**Set task a:** In the text on Nuevocentro Shopping, how many proposals took part in the 2009 contest that produced the mall's name?
[START Document segment]
Nuevocentro Shopping is a shopping mall of Montevideo, Uruguay. It is located in the neighborhood Jacinto Vera.

The name of the shopping center arose from a contest in 2009 called "Name your New Shopping", in which 20,000 proposals participated. The name chosen was Nuevocentro and reflects what the new commercial proposal will mean for the city of Montevideo.

== The mall ==
With an investment of 60 million dollars, Nuevocentro shopping is the fifth shopping center with these characteristics in the Uruguayan capital. The project was presented in 2008, and had the endorsement of the then President Tabaré Vázquez. Once the municipal authorizations were ready, at the end of March 2011 the works began, which lasted two and a half years. The shopping center was built on the land provided by the Cutcsa transport company, which also has an economic stake in the shopping center. The workshops of this company were located in said land until 2011.

The commercial project was carried out by Estudio Gómez Platero and the works were carried out by the companies Ebital and Saceem. The total building corresponds to 73610 m2, of which 32260 m2 correspond to the commercial area of the shopping, 37300 m2 to the closed parking and 4050 m2 to the cinema area, also having an open parking of 2450 m2.

The mall has 130 commercial stores, a 6500 m2 hypermarket spread over 3 levels, a food court for 600 people, a parking lot with 1,000 spaces, a 1000 m2 amusement center, and a complex with five movie theaters. The shopping center also has a set of colorful lights and an artificial waterfall on one of its facades.
[END Document segment]
[START Raw data]
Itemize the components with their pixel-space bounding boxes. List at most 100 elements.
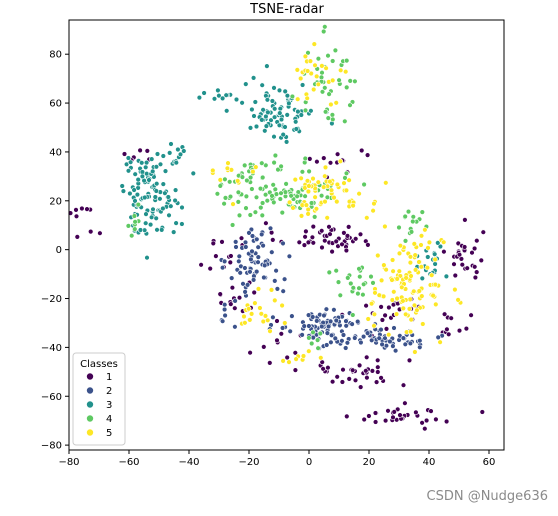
point-class-4: [370, 280, 376, 286]
point-class-1: [334, 151, 341, 157]
point-class-5: [248, 311, 255, 317]
y-tick-label: −40: [41, 343, 62, 354]
point-class-1: [261, 344, 267, 350]
x-tick-label: −60: [118, 457, 139, 468]
point-class-1: [296, 239, 302, 246]
point-class-5: [257, 305, 263, 311]
point-class-1: [327, 231, 333, 237]
point-class-3: [173, 220, 179, 226]
point-class-1: [386, 304, 392, 311]
point-class-5: [293, 356, 299, 362]
point-class-5: [300, 353, 307, 359]
point-class-5: [334, 181, 341, 188]
point-class-1: [352, 377, 359, 383]
point-class-4: [227, 193, 234, 200]
point-class-5: [217, 177, 224, 183]
point-class-5: [343, 187, 350, 194]
point-class-1: [329, 248, 335, 255]
point-class-4: [279, 209, 285, 216]
point-class-5: [321, 184, 327, 190]
point-class-1: [364, 375, 370, 381]
point-class-4: [322, 24, 328, 30]
point-class-2: [236, 258, 242, 264]
point-class-1: [369, 368, 376, 374]
point-class-4: [306, 335, 312, 341]
point-class-1: [357, 231, 364, 238]
point-class-5: [425, 245, 431, 251]
point-class-4: [321, 28, 327, 35]
point-class-3: [179, 221, 185, 227]
point-class-5: [306, 183, 312, 189]
point-class-5: [330, 77, 336, 84]
point-class-1: [267, 360, 273, 366]
point-class-4: [350, 312, 356, 318]
legend-item-4: 4: [86, 414, 112, 425]
point-class-1: [391, 409, 397, 415]
point-class-3: [167, 150, 173, 156]
point-class-4: [361, 281, 367, 287]
point-class-2: [343, 323, 349, 329]
point-class-3: [201, 90, 207, 96]
point-class-5: [376, 292, 382, 298]
point-class-3: [295, 108, 301, 115]
point-class-2: [279, 325, 286, 331]
point-class-1: [433, 416, 439, 423]
point-class-3: [154, 227, 160, 233]
point-class-1: [364, 152, 371, 158]
point-class-4: [243, 193, 250, 200]
point-class-4: [352, 78, 358, 85]
point-class-5: [372, 290, 378, 296]
point-class-5: [265, 317, 271, 323]
point-class-4: [242, 162, 248, 169]
point-class-5: [343, 68, 349, 75]
point-class-5: [262, 313, 269, 319]
point-class-3: [165, 194, 172, 200]
point-class-3: [278, 116, 285, 123]
point-class-2: [247, 269, 253, 275]
point-class-1: [305, 239, 312, 246]
point-class-5: [341, 180, 347, 186]
point-class-3: [298, 112, 304, 118]
point-class-2: [242, 239, 249, 246]
point-class-5: [350, 202, 356, 209]
point-class-4: [288, 193, 294, 199]
point-class-2: [242, 265, 248, 271]
point-class-5: [407, 259, 414, 266]
point-class-4: [325, 52, 331, 59]
point-class-1: [480, 229, 486, 235]
point-class-1: [469, 250, 475, 256]
point-class-1: [375, 369, 381, 375]
point-class-2: [301, 323, 307, 329]
point-class-1: [219, 239, 225, 245]
point-class-3: [143, 211, 149, 217]
point-class-3: [179, 204, 185, 211]
point-class-5: [322, 198, 328, 205]
point-class-5: [400, 305, 406, 312]
point-class-5: [322, 164, 329, 171]
y-tick-label: −60: [41, 392, 62, 403]
point-class-5: [403, 311, 409, 317]
point-class-4: [305, 50, 311, 56]
point-class-1: [448, 315, 454, 321]
point-class-5: [295, 96, 301, 102]
point-class-2: [417, 338, 423, 344]
point-class-5: [382, 223, 388, 230]
y-tick-label: 0: [56, 245, 62, 256]
point-class-2: [306, 323, 312, 329]
point-class-1: [474, 238, 480, 244]
point-class-4: [236, 212, 243, 219]
point-class-5: [310, 175, 316, 182]
point-class-5: [393, 311, 400, 317]
point-class-2: [222, 312, 228, 319]
point-class-4: [336, 77, 342, 83]
point-class-2: [249, 248, 255, 255]
point-class-1: [97, 230, 103, 236]
point-class-1: [364, 354, 370, 360]
series-2: [218, 225, 445, 354]
point-class-1: [320, 366, 326, 372]
point-class-2: [250, 277, 257, 283]
point-class-1: [325, 365, 331, 371]
point-class-1: [292, 367, 299, 373]
point-class-3: [148, 214, 155, 221]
[END Raw data]
**Set task b:** Retype the entries verbatim, beginning at the line that contains "point-class-4: [370, 280, 376, 286]" and stopping after the line that contains "point-class-4: [322, 24, 328, 30]".

**Reply a:** 20,000 proposals.

**Reply b:**
point-class-4: [370, 280, 376, 286]
point-class-1: [334, 151, 341, 157]
point-class-5: [248, 311, 255, 317]
y-tick-label: −40: [41, 343, 62, 354]
point-class-1: [261, 344, 267, 350]
x-tick-label: −60: [118, 457, 139, 468]
point-class-1: [296, 239, 302, 246]
point-class-5: [257, 305, 263, 311]
point-class-1: [327, 231, 333, 237]
point-class-3: [173, 220, 179, 226]
point-class-1: [386, 304, 392, 311]
point-class-5: [293, 356, 299, 362]
point-class-5: [300, 353, 307, 359]
point-class-5: [334, 181, 341, 188]
point-class-1: [352, 377, 359, 383]
point-class-4: [227, 193, 234, 200]
point-class-5: [217, 177, 224, 183]
point-class-5: [343, 187, 350, 194]
point-class-1: [329, 248, 335, 255]
point-class-4: [279, 209, 285, 216]
point-class-5: [321, 184, 327, 190]
point-class-1: [364, 375, 370, 381]
point-class-4: [322, 24, 328, 30]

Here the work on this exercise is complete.